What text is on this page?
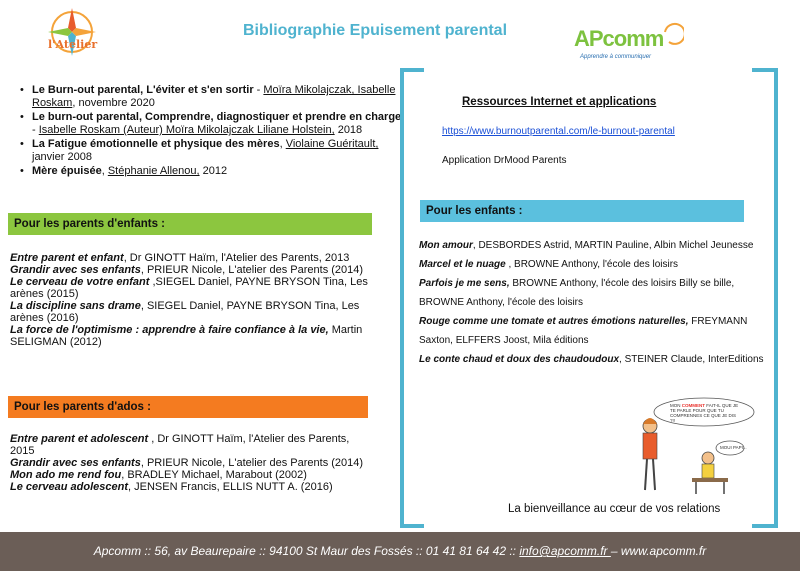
l'Atelier
Bibliographie Epuisement parental	APcomm
Apprendre à communiquer
• Le Burn-out parental, L'éviter et s'en sortir - Moïra Mikolajczak, Isabelle Roskam, novembre 2020
• Le burn-out parental, Comprendre, diagnostiquer et prendre en charge - Isabelle Roskam (Auteur) Moïra Mikolajczak Liliane Holstein, 2018
• La Fatigue émotionnelle et physique des mères, Violaine Guéritault, janvier 2008
• Mère épuisée, Stéphanie Allenou, 2012
Pour les parents d'enfants :
Entre parent et enfant, Dr GINOTT Haïm, l'Atelier des Parents, 2013
Grandir avec ses enfants, PRIEUR Nicole, L'atelier des Parents (2014)
Le cerveau de votre enfant ,SIEGEL Daniel, PAYNE BRYSON Tina, Les arènes (2015)
La discipline sans drame, SIEGEL Daniel, PAYNE BRYSON Tina, Les arènes (2016)
La force de l'optimisme : apprendre à faire confiance à la vie, Martin SELIGMAN (2012)
Pour les parents d'ados :
Entre parent et adolescent , Dr GINOTT Haïm, l'Atelier des Parents, 2015
Grandir avec ses enfants, PRIEUR Nicole, L'atelier des Parents (2014)
Mon ado me rend fou, BRADLEY Michael, Marabout (2002)
Le cerveau adolescent, JENSEN Francis, ELLIS NUTT A. (2016)
Ressources Internet et applications
https://www.burnoutparental.com/le-burnout-parental
Application DrMood Parents
Pour les enfants :
Mon amour, DESBORDES Astrid, MARTIN Pauline, Albin Michel Jeunesse
Marcel et le nuage , BROWNE Anthony, l'école des loisirs
Parfois je me sens, BROWNE Anthony, l'école des loisirs Billy se bille, BROWNE Anthony, l'école des loisirs
Rouge comme une tomate et autres émotions naturelles, FREYMANN Saxton, ELFFERS Joost, Mila éditions
Le conte chaud et doux des chaudoudoux, STEINER Claude, InterEditions
MON COMMENT FAIT-IL QUE JE TE PARLE POUR QUE TU COMPRENNES CE QUE JE DIS ?!!
MOUI PAPI...
La bienveillance au cœur de vos relations
Apcomm :: 56, av Beaurepaire :: 94100 St Maur des Fossés :: 01 41 81 64 42 :: info@apcomm.fr – www.apcomm.fr
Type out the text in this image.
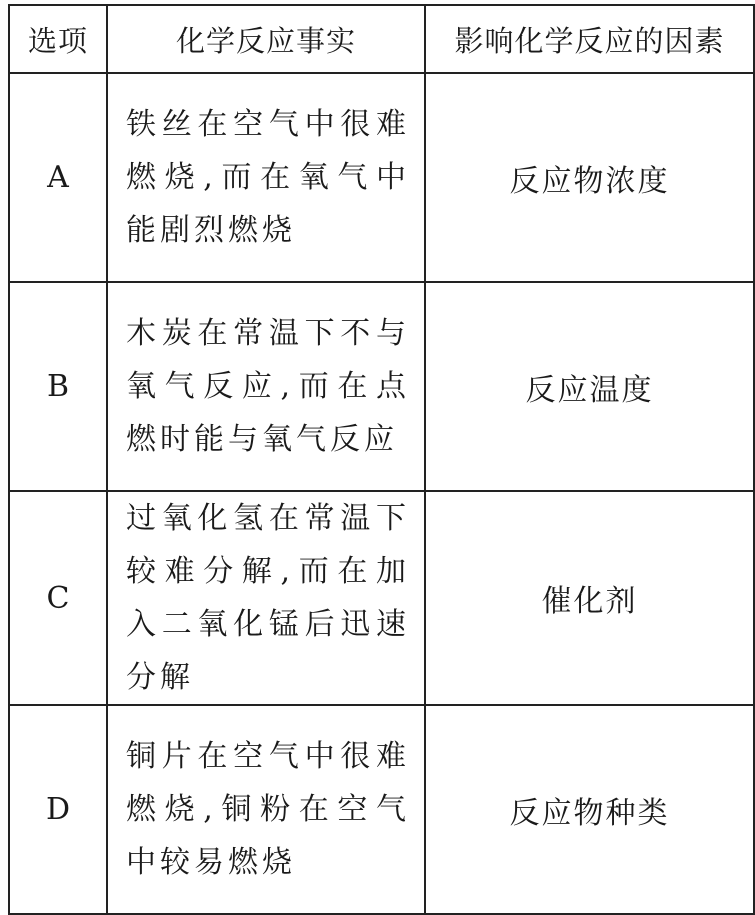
选项	化学反应事实	影响化学反应的因素
A	铁丝在空气中很难燃烧,而在氧气中能剧烈燃烧	反应物浓度
B	木炭在常温下不与氧气反应,而在点燃时能与氧气反应	反应温度
C	过氧化氢在常温下较难分解,而在加入二氧化锰后迅速分解	催化剂
D	铜片在空气中很难燃烧,铜粉在空气中较易燃烧	反应物种类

Description of the task:
Reproduce the entries above word for word. Pictures stay out.

The output:
What text is on this page?
l'Atelier
Bibliographie Epuisement parental	APcomm
Apprendre à communiquer
• Le Burn-out parental, L'éviter et s'en sortir - Moïra Mikolajczak, Isabelle Roskam, novembre 2020
• Le burn-out parental, Comprendre, diagnostiquer et prendre en charge - Isabelle Roskam (Auteur) Moïra Mikolajczak Liliane Holstein, 2018
• La Fatigue émotionnelle et physique des mères, Violaine Guéritault, janvier 2008
• Mère épuisée, Stéphanie Allenou, 2012
Pour les parents d'enfants :
Entre parent et enfant, Dr GINOTT Haïm, l'Atelier des Parents, 2013
Grandir avec ses enfants, PRIEUR Nicole, L'atelier des Parents (2014)
Le cerveau de votre enfant ,SIEGEL Daniel, PAYNE BRYSON Tina, Les arènes (2015)
La discipline sans drame, SIEGEL Daniel, PAYNE BRYSON Tina, Les arènes (2016)
La force de l'optimisme : apprendre à faire confiance à la vie, Martin SELIGMAN (2012)
Pour les parents d'ados :
Entre parent et adolescent , Dr GINOTT Haïm, l'Atelier des Parents, 2015
Grandir avec ses enfants, PRIEUR Nicole, L'atelier des Parents (2014)
Mon ado me rend fou, BRADLEY Michael, Marabout (2002)
Le cerveau adolescent, JENSEN Francis, ELLIS NUTT A. (2016)
Ressources Internet et applications
https://www.burnoutparental.com/le-burnout-parental
Application DrMood Parents
Pour les enfants :
Mon amour, DESBORDES Astrid, MARTIN Pauline, Albin Michel Jeunesse
Marcel et le nuage , BROWNE Anthony, l'école des loisirs
Parfois je me sens, BROWNE Anthony, l'école des loisirs Billy se bille, BROWNE Anthony, l'école des loisirs
Rouge comme une tomate et autres émotions naturelles, FREYMANN Saxton, ELFFERS Joost, Mila éditions
Le conte chaud et doux des chaudoudoux, STEINER Claude, InterEditions
MON COMMENT FAIT-IL QUE JE TE PARLE POUR QUE TU COMPRENNES CE QUE JE DIS ?!!
MOUI PAPI...
La bienveillance au cœur de vos relations
Apcomm :: 56, av Beaurepaire :: 94100 St Maur des Fossés :: 01 41 81 64 42 :: info@apcomm.fr – www.apcomm.fr
Type out the text in this image.
选项	化学反应事实	影响化学反应的因素
A	铁丝在空气中很难燃烧,而在氧气中能剧烈燃烧	反应物浓度
B	木炭在常温下不与氧气反应,而在点燃时能与氧气反应	反应温度
C	过氧化氢在常温下较难分解,而在加入二氧化锰后迅速分解	催化剂
D	铜片在空气中很难燃烧,铜粉在空气中较易燃烧	反应物种类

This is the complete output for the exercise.